→ **What is expected**
Copy verbatim every line from the line containing "svg-text:17.02.26: 17.02.26 (290, 485, 329, 496)" up to and including the line containing "wind-speed-chart: 1.0 2.0".
=== Records for the task ===
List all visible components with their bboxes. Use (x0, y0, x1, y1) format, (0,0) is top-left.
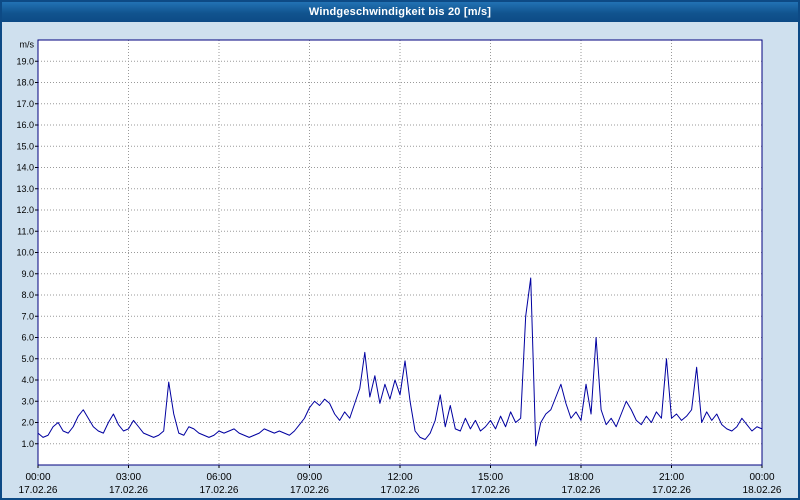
svg-text:17.02.26: 17.02.26 (290, 485, 329, 496)
grid (38, 40, 762, 465)
svg-text:4.0: 4.0 (21, 375, 34, 385)
y-axis-unit: m/s (20, 39, 35, 49)
svg-text:8.0: 8.0 (21, 290, 34, 300)
svg-text:1.0: 1.0 (21, 439, 34, 449)
svg-text:17.02.26: 17.02.26 (471, 485, 510, 496)
svg-text:19.0: 19.0 (16, 56, 34, 66)
svg-text:15:00: 15:00 (478, 472, 503, 483)
svg-text:10.0: 10.0 (16, 248, 34, 258)
svg-text:06:00: 06:00 (206, 472, 231, 483)
svg-text:17.02.26: 17.02.26 (19, 485, 58, 496)
svg-text:17.02.26: 17.02.26 (652, 485, 691, 496)
svg-text:12.0: 12.0 (16, 205, 34, 215)
wind-speed-chart: 1.0 2.0 3.0 4.0 5.0 6.0 7.0 8.0 9.0 10.0 11.0 12.0 1… (16, 39, 782, 496)
svg-text:00:00: 00:00 (749, 472, 774, 483)
svg-text:21:00: 21:00 (659, 472, 684, 483)
y-axis-labels: 1.0 2.0 3.0 4.0 5.0 6.0 7.0 8.0 9.0 10.0 11.0 12.0 1… (16, 56, 34, 449)
svg-text:09:00: 09:00 (297, 472, 322, 483)
title-bar: Windgeschwindigkeit bis 20 [m/s] (2, 2, 798, 22)
svg-text:15.0: 15.0 (16, 141, 34, 151)
svg-text:5.0: 5.0 (21, 354, 34, 364)
svg-text:3.0: 3.0 (21, 396, 34, 406)
svg-text:9.0: 9.0 (21, 269, 34, 279)
svg-text:17.02.26: 17.02.26 (200, 485, 239, 496)
svg-text:13.0: 13.0 (16, 184, 34, 194)
x-axis-labels: 00:00 17.02.26 03:00 17.02.26 06:00 17.02.26 0… (19, 472, 782, 496)
svg-text:17.0: 17.0 (16, 99, 34, 109)
plot-border (37, 39, 763, 466)
svg-text:00:00: 00:00 (25, 472, 50, 483)
svg-text:11.0: 11.0 (17, 226, 34, 236)
svg-text:16.0: 16.0 (16, 120, 34, 130)
svg-text:6.0: 6.0 (21, 333, 34, 343)
svg-text:03:00: 03:00 (116, 472, 141, 483)
svg-text:12:00: 12:00 (387, 472, 412, 483)
svg-text:17.02.26: 17.02.26 (562, 485, 601, 496)
svg-text:14.0: 14.0 (16, 163, 34, 173)
svg-text:2.0: 2.0 (21, 418, 34, 428)
svg-text:18:00: 18:00 (568, 472, 593, 483)
page-title: Windgeschwindigkeit bis 20 [m/s] (308, 6, 492, 18)
svg-text:17.02.26: 17.02.26 (109, 485, 148, 496)
svg-text:17.02.26: 17.02.26 (381, 485, 420, 496)
svg-text:7.0: 7.0 (21, 311, 34, 321)
svg-text:18.0: 18.0 (16, 78, 34, 88)
svg-text:18.02.26: 18.02.26 (743, 485, 782, 496)
wind-speed-line (37, 277, 763, 447)
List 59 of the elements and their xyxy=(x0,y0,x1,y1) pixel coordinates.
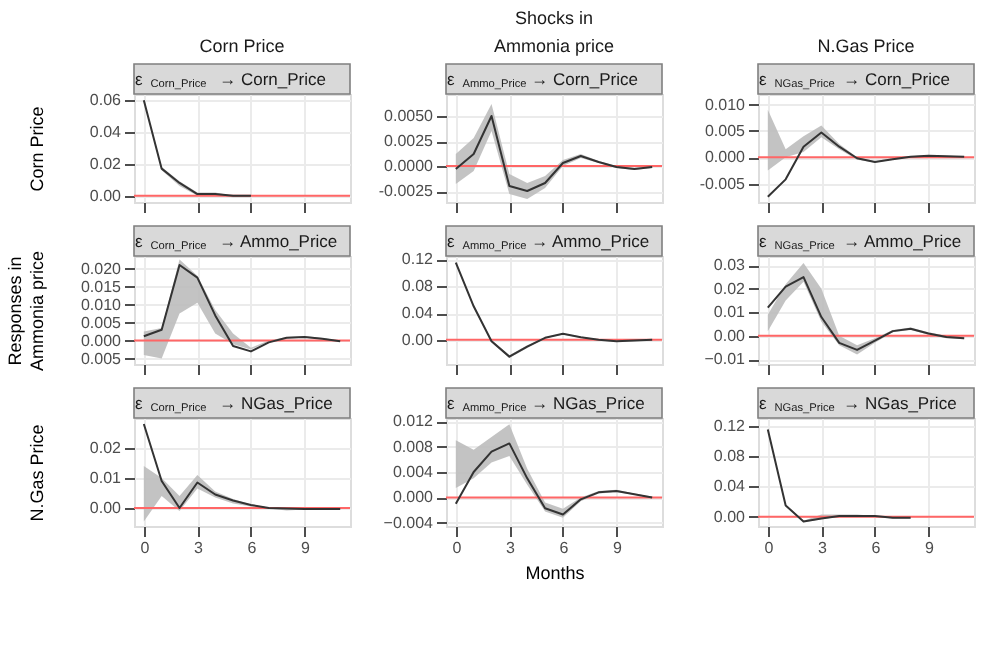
y-tick-label: 0.0050 xyxy=(384,107,435,125)
y-tick-label: 0.004 xyxy=(392,463,435,481)
x-tick-label: 6 xyxy=(871,539,882,557)
x-tick-label: 9 xyxy=(925,539,936,557)
y-tick-label: 0.000 xyxy=(80,331,123,350)
y-tick-label: −0.004 xyxy=(383,513,435,532)
chart-title: Ammonia price xyxy=(493,36,615,56)
y-tick-label: 0.000 xyxy=(392,488,435,507)
y-tick-label: 0.00 xyxy=(401,330,435,349)
y-tick-label: 0.005 xyxy=(80,349,123,368)
y-tick-label: 0.0000 xyxy=(384,157,435,175)
y-tick-label: 0.020 xyxy=(80,259,123,278)
y-tick-label: 0.01 xyxy=(713,303,747,322)
y-axis-title: N.Gas Price xyxy=(27,424,47,522)
y-tick-label: 0.00 xyxy=(89,499,123,517)
y-tick-label: 0.01 xyxy=(89,469,123,487)
chart-title: Corn Price xyxy=(199,36,285,56)
x-tick-label: 6 xyxy=(559,539,570,557)
chart-title: N.Gas Price xyxy=(817,36,915,56)
y-tick-label: 0.02 xyxy=(89,154,123,173)
y-tick-label: 0.005 xyxy=(704,121,747,140)
y-tick-label: 0.015 xyxy=(80,277,123,296)
y-tick-label: 0.04 xyxy=(713,477,747,496)
x-tick-label: 0 xyxy=(140,539,151,557)
y-tick-label: 0.04 xyxy=(401,304,435,323)
y-tick-label: 0.008 xyxy=(392,437,435,456)
x-tick-label: 0 xyxy=(764,539,775,557)
y-tick-label: 0.010 xyxy=(704,95,747,114)
y-tick-label: 0.03 xyxy=(713,256,747,275)
x-tick-label: 9 xyxy=(613,539,624,557)
y-tick-label: 0.02 xyxy=(89,439,123,457)
y-tick-label: −0.01 xyxy=(704,350,747,369)
y-tick-label: 0.010 xyxy=(80,295,123,314)
y-tick-label: 0.02 xyxy=(713,279,747,298)
y-tick-label: 0.08 xyxy=(713,447,747,466)
x-tick-label: 3 xyxy=(193,539,204,557)
y-axis-title: Responses in Ammonia price xyxy=(5,250,47,372)
y-tick-label: 0.00 xyxy=(713,507,747,526)
y-tick-label: 0.00 xyxy=(89,186,123,205)
y-tick-label: 0.012 xyxy=(392,412,435,431)
x-tick-label: 9 xyxy=(301,539,312,557)
y-tick-label: 0.005 xyxy=(80,313,123,332)
y-tick-label: 0.12 xyxy=(713,416,747,435)
x-tick-label: 3 xyxy=(505,539,516,557)
x-axis-title: Months xyxy=(525,563,586,583)
y-tick-label: -0.005 xyxy=(699,174,747,193)
x-tick-label: 0 xyxy=(452,539,463,557)
y-tick-label: 0.06 xyxy=(89,91,123,110)
text: Shocks in xyxy=(514,8,594,28)
y-tick-label: 0.00 xyxy=(713,326,747,345)
y-axis-title: Corn Price xyxy=(27,106,47,192)
y-tick-label: 0.12 xyxy=(401,250,435,269)
y-tick-label: 0.0025 xyxy=(384,132,435,150)
y-tick-label: 0.000 xyxy=(704,148,747,167)
y-tick-label: -0.0025 xyxy=(378,182,435,200)
x-tick-label: 6 xyxy=(247,539,258,557)
y-tick-label: 0.08 xyxy=(401,277,435,296)
y-tick-label: 0.04 xyxy=(89,123,123,142)
x-tick-label: 3 xyxy=(817,539,828,557)
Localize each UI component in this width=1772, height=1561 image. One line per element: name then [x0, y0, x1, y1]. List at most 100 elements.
===
→ **Exercise response**
svg-text:17.02.26: 17.02.26 (290, 485, 329, 496)
grid (38, 40, 762, 465)
svg-text:4.0: 4.0 (21, 375, 34, 385)
y-axis-unit: m/s (20, 39, 35, 49)
svg-text:8.0: 8.0 (21, 290, 34, 300)
svg-text:1.0: 1.0 (21, 439, 34, 449)
svg-text:17.02.26: 17.02.26 (471, 485, 510, 496)
svg-text:19.0: 19.0 (16, 56, 34, 66)
svg-text:15:00: 15:00 (478, 472, 503, 483)
svg-text:10.0: 10.0 (16, 248, 34, 258)
svg-text:06:00: 06:00 (206, 472, 231, 483)
svg-text:17.02.26: 17.02.26 (19, 485, 58, 496)
svg-text:17.02.26: 17.02.26 (652, 485, 691, 496)
svg-text:12.0: 12.0 (16, 205, 34, 215)
wind-speed-chart: 1.0 2.0 3.0 4.0 5.0 6.0 7.0 8.0 9.0 10.0 11.0 12.0 1… (16, 39, 782, 496)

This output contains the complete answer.